- Entries with figure data -
::::::::::

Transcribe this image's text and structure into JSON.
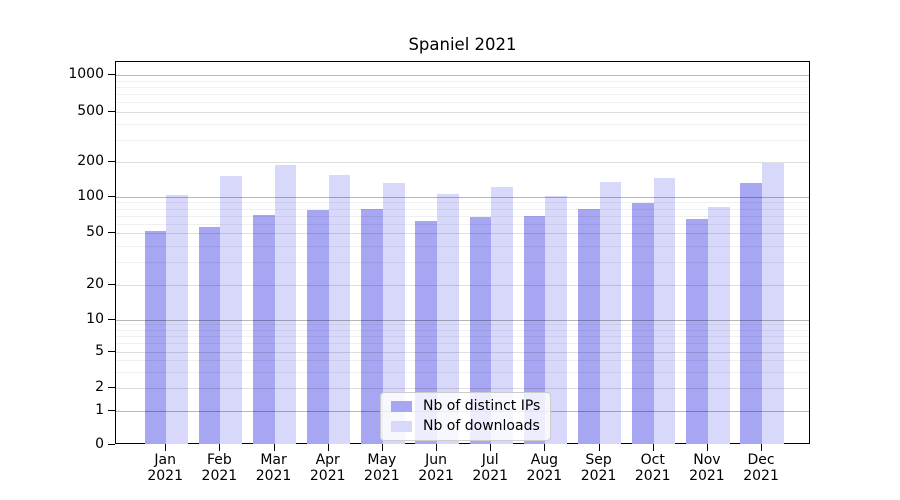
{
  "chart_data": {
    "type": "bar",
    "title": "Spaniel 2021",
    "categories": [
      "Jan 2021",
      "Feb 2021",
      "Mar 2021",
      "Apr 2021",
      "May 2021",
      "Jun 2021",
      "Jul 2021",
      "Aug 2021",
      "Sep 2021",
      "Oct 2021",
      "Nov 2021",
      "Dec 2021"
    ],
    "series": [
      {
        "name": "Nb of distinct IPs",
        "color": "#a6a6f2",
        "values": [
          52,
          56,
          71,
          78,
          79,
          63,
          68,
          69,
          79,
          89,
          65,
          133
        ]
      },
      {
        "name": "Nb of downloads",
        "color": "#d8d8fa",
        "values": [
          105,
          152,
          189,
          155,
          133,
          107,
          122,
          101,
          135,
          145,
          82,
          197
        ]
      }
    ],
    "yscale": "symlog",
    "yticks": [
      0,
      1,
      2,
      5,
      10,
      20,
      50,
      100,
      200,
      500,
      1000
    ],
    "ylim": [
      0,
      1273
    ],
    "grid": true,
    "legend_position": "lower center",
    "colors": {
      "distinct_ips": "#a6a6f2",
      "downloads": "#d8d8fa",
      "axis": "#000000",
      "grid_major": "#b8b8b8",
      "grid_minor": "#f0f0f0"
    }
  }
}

::::::::::

- Stated task -
Print out the lines exactly, skipping any picture.

- The result -
Transcribe this image's text and structure into JSON.
{
  "chart_data": {
    "type": "bar",
    "title": "Spaniel 2021",
    "categories": [
      "Jan 2021",
      "Feb 2021",
      "Mar 2021",
      "Apr 2021",
      "May 2021",
      "Jun 2021",
      "Jul 2021",
      "Aug 2021",
      "Sep 2021",
      "Oct 2021",
      "Nov 2021",
      "Dec 2021"
    ],
    "series": [
      {
        "name": "Nb of distinct IPs",
        "color": "#a6a6f2",
        "values": [
          52,
          56,
          71,
          78,
          79,
          63,
          68,
          69,
          79,
          89,
          65,
          133
        ]
      },
      {
        "name": "Nb of downloads",
        "color": "#d8d8fa",
        "values": [
          105,
          152,
          189,
          155,
          133,
          107,
          122,
          101,
          135,
          145,
          82,
          197
        ]
      }
    ],
    "yscale": "symlog",
    "yticks": [
      0,
      1,
      2,
      5,
      10,
      20,
      50,
      100,
      200,
      500,
      1000
    ],
    "ylim": [
      0,
      1273
    ],
    "grid": true,
    "legend_position": "lower center",
    "colors": {
      "distinct_ips": "#a6a6f2",
      "downloads": "#d8d8fa",
      "axis": "#000000",
      "grid_major": "#b8b8b8",
      "grid_minor": "#f0f0f0"
    }
  }
}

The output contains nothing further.